Records contained in a dataset

□ □ □ □ □

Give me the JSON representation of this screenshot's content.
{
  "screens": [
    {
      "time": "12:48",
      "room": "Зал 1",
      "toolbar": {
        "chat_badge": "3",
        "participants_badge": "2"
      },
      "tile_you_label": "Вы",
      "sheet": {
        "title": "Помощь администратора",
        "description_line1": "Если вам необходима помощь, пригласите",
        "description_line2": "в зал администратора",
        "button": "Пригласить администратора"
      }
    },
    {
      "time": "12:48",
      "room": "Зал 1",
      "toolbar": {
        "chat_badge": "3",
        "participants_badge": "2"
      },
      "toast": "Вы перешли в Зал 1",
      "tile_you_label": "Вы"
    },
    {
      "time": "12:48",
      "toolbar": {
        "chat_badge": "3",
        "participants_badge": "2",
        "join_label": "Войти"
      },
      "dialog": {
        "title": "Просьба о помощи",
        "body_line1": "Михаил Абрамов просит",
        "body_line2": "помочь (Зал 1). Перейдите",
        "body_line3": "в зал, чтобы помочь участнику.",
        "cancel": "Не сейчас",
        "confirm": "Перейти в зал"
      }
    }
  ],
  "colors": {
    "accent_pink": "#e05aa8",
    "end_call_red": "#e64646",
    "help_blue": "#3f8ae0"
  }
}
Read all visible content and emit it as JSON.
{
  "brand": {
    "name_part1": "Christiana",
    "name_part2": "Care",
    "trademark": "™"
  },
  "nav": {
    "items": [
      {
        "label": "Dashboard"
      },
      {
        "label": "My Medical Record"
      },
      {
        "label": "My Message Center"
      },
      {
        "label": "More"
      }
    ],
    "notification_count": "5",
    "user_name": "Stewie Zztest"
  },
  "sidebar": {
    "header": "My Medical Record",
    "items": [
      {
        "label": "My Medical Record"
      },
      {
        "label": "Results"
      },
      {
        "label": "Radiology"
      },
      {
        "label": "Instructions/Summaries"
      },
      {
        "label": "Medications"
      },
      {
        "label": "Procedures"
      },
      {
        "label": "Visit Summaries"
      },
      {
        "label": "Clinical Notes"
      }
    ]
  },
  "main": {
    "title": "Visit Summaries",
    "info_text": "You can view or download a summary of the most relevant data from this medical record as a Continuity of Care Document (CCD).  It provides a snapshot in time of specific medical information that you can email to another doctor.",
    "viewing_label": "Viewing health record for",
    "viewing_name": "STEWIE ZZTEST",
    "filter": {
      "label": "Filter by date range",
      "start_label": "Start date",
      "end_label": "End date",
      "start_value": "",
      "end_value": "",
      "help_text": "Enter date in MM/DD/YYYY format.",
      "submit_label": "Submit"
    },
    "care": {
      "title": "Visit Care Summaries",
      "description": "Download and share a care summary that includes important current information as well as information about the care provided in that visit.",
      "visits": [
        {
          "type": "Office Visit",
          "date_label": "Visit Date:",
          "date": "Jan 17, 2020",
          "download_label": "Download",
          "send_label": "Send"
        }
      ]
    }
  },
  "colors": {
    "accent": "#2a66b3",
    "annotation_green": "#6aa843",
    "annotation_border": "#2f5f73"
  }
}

□ □ □ □ □

WHAT IS EXPECTED> Report only how many lines in the listing contain the string "that".

WRITTEN RESPONSE> 2